-- EXERCISE DETAILS --
Search the data for the word "this". Reproduce every line where it is found.

EXERCISE DATA start

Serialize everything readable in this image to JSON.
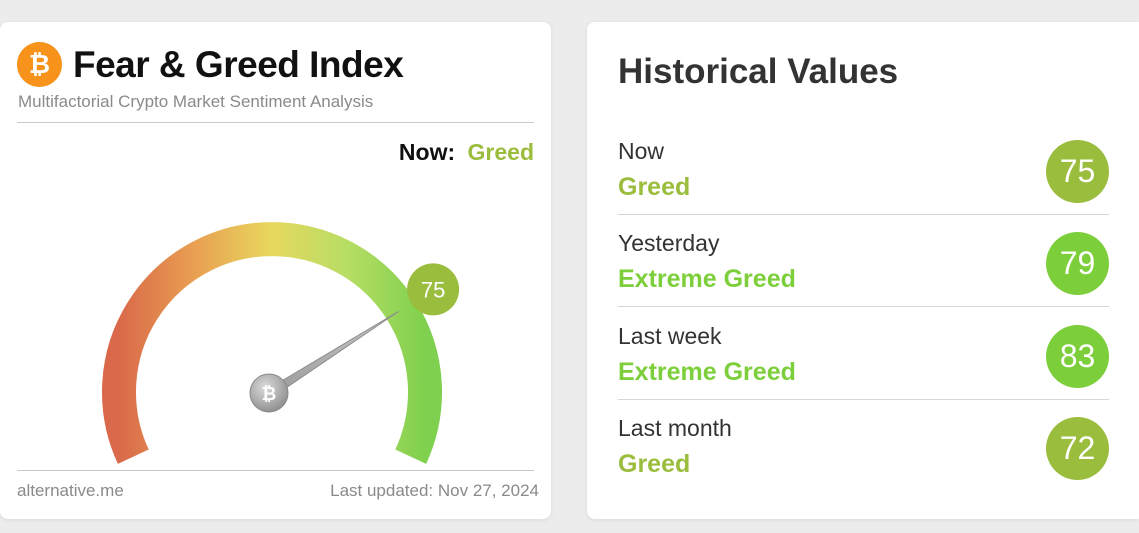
{
  "index_card": {
    "title": "Fear & Greed Index",
    "subtitle": "Multifactorial Crypto Market Sentiment Analysis",
    "now_label": "Now:",
    "now_classification": "Greed",
    "value": "75",
    "value_fraction": 0.75,
    "footer_source": "alternative.me",
    "footer_updated": "Last updated: Nov 27, 2024",
    "logo_icon": "bitcoin-icon"
  },
  "historical": {
    "title": "Historical Values",
    "rows": [
      {
        "label": "Now",
        "classification": "Greed",
        "value": "75",
        "color": "#9bbd3d"
      },
      {
        "label": "Yesterday",
        "classification": "Extreme Greed",
        "value": "79",
        "color": "#7ccf3a"
      },
      {
        "label": "Last week",
        "classification": "Extreme Greed",
        "value": "83",
        "color": "#7ccf3a"
      },
      {
        "label": "Last month",
        "classification": "Greed",
        "value": "72",
        "color": "#9bbd3d"
      }
    ]
  },
  "colors": {
    "greed": "#9bbd3d",
    "extreme_greed": "#7ccf3a",
    "bitcoin": "#f7931a"
  }
}
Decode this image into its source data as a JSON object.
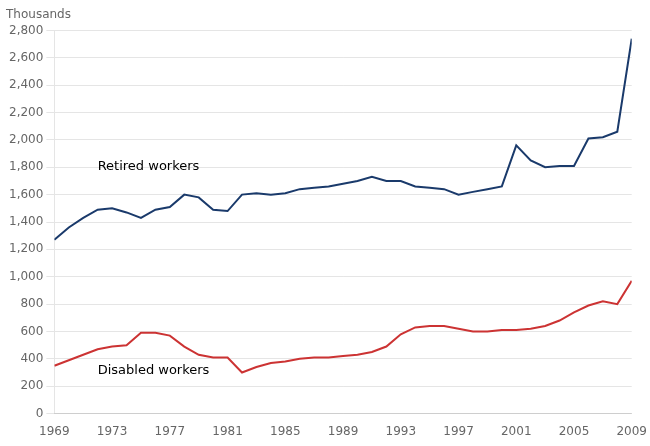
{
  "chart_data": {
    "type": "line",
    "y_label": "Thousands",
    "x": [
      1969,
      1970,
      1971,
      1972,
      1973,
      1974,
      1975,
      1976,
      1977,
      1978,
      1979,
      1980,
      1981,
      1982,
      1983,
      1984,
      1985,
      1986,
      1987,
      1988,
      1989,
      1990,
      1991,
      1992,
      1993,
      1994,
      1995,
      1996,
      1997,
      1998,
      1999,
      2000,
      2001,
      2002,
      2003,
      2004,
      2005,
      2006,
      2007,
      2008,
      2009
    ],
    "series": [
      {
        "color": "#1a3a6b",
        "values": [
          1270,
          1360,
          1430,
          1490,
          1500,
          1470,
          1430,
          1490,
          1510,
          1600,
          1580,
          1490,
          1480,
          1600,
          1610,
          1600,
          1610,
          1640,
          1650,
          1660,
          1680,
          1700,
          1730,
          1700,
          1700,
          1660,
          1650,
          1640,
          1600,
          1620,
          1640,
          1660,
          1960,
          1850,
          1800,
          1810,
          1810,
          2010,
          2020,
          2060,
          2740
        ]
      },
      {
        "color": "#cc3333",
        "values": [
          350,
          390,
          430,
          470,
          490,
          500,
          590,
          590,
          570,
          490,
          430,
          410,
          410,
          300,
          340,
          370,
          380,
          400,
          410,
          410,
          420,
          430,
          450,
          490,
          580,
          630,
          640,
          640,
          620,
          600,
          600,
          610,
          610,
          620,
          640,
          680,
          740,
          790,
          820,
          800,
          970
        ]
      }
    ],
    "annotations": [
      {
        "text": "Retired workers",
        "x": 1972,
        "y": 1760
      },
      {
        "text": "Disabled workers",
        "x": 1972,
        "y": 270
      }
    ],
    "xlim": [
      1969,
      2009
    ],
    "xticks": [
      1969,
      1973,
      1977,
      1981,
      1985,
      1989,
      1993,
      1997,
      2001,
      2005,
      2009
    ],
    "ylim": [
      0,
      2800
    ],
    "yticks": [
      0,
      200,
      400,
      600,
      800,
      {
        "value": 1000,
        "label": "1,000"
      },
      {
        "value": 1200,
        "label": "1,200"
      },
      {
        "value": 1400,
        "label": "1,400"
      },
      {
        "value": 1600,
        "label": "1,600"
      },
      {
        "value": 1800,
        "label": "1,800"
      },
      {
        "value": 2000,
        "label": "2,000"
      },
      {
        "value": 2200,
        "label": "2,200"
      },
      {
        "value": 2400,
        "label": "2,400"
      },
      {
        "value": 2600,
        "label": "2,600"
      },
      {
        "value": 2800,
        "label": "2,800"
      }
    ],
    "grid": "y"
  }
}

EXERCISE DATA end

-- TASK RESPONSE --
Serialize everything readable in this image to JSON.
Decode this image into its source data as a JSON object.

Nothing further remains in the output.